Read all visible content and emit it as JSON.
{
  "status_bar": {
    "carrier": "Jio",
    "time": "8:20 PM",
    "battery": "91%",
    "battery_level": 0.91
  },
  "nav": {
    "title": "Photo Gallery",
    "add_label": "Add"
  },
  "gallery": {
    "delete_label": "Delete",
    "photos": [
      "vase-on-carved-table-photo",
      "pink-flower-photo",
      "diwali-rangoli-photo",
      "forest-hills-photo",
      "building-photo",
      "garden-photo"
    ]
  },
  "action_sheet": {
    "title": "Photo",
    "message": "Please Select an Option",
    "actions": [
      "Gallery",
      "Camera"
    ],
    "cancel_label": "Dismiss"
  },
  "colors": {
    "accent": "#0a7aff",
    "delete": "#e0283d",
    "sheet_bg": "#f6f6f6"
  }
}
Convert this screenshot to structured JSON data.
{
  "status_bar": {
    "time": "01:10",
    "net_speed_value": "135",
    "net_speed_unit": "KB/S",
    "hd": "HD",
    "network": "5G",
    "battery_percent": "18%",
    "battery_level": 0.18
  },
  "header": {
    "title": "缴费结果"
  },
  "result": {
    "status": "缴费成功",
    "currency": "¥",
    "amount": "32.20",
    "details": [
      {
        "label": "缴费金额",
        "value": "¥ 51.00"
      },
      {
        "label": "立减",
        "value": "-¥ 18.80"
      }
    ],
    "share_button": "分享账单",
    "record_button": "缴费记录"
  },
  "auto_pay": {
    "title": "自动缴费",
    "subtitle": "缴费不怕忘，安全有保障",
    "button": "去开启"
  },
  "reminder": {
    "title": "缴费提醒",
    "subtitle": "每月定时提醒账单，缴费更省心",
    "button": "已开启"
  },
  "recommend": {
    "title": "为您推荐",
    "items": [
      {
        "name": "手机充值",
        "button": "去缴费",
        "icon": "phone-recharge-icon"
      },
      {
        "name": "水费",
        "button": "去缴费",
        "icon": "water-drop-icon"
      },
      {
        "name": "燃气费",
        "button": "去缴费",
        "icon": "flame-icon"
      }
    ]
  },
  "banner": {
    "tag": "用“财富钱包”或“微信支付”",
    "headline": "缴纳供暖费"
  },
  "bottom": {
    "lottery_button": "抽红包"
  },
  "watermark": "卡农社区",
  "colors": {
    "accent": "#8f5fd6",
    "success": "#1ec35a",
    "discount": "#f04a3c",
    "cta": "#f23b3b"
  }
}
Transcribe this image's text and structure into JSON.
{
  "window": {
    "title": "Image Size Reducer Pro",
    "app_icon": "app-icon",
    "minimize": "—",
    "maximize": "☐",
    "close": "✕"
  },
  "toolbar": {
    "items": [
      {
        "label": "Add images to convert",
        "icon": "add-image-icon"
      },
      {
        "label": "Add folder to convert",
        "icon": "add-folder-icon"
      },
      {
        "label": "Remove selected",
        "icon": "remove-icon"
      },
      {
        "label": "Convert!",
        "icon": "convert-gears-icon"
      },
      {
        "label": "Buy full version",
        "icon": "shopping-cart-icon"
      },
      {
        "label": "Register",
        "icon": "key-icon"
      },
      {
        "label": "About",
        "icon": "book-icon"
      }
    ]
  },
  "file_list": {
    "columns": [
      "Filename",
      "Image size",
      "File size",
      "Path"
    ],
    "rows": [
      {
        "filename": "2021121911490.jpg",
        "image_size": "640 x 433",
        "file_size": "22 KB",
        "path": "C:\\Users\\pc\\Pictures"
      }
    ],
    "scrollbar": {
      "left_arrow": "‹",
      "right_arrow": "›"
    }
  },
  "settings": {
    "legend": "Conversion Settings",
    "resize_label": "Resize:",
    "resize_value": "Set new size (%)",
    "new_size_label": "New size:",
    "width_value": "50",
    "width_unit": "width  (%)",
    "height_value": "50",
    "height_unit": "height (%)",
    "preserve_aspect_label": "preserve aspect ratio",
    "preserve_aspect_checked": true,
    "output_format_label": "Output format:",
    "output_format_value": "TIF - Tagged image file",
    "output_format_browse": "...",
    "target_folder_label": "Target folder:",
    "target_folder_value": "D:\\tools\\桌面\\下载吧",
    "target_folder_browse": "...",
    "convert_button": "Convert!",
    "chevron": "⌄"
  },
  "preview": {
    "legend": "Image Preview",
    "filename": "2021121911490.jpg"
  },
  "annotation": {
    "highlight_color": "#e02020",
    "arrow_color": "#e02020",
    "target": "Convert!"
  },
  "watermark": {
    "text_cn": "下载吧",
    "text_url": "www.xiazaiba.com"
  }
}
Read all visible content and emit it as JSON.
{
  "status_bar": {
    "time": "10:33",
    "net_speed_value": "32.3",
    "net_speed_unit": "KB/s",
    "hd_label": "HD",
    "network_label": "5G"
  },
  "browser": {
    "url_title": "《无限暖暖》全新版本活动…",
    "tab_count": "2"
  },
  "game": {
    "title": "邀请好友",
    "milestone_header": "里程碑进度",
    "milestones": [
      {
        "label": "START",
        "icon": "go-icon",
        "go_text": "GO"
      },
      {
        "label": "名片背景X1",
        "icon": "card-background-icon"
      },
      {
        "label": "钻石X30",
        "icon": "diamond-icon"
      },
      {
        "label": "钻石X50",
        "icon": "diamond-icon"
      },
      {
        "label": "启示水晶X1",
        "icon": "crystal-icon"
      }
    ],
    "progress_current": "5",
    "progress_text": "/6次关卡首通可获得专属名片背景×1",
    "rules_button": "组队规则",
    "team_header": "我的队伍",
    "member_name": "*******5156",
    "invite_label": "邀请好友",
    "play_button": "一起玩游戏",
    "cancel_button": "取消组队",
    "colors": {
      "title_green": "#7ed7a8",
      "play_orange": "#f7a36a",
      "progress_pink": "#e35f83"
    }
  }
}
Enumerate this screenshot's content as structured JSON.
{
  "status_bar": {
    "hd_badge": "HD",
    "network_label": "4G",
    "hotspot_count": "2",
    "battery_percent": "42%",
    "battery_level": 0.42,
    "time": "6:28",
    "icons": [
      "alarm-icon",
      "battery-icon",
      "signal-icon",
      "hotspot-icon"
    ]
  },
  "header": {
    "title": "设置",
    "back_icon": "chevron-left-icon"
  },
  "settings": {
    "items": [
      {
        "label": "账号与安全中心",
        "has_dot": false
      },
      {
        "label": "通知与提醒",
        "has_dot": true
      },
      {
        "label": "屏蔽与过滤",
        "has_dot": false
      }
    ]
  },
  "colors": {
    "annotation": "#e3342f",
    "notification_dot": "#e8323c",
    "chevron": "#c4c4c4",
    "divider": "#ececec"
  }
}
——
EXERCISE TASK: Copy every line of the listing containing the string "structured".

EXERCISE RESPONSE:
Convert this screenshot to structured JSON data.
Enumerate this screenshot's content as structured JSON.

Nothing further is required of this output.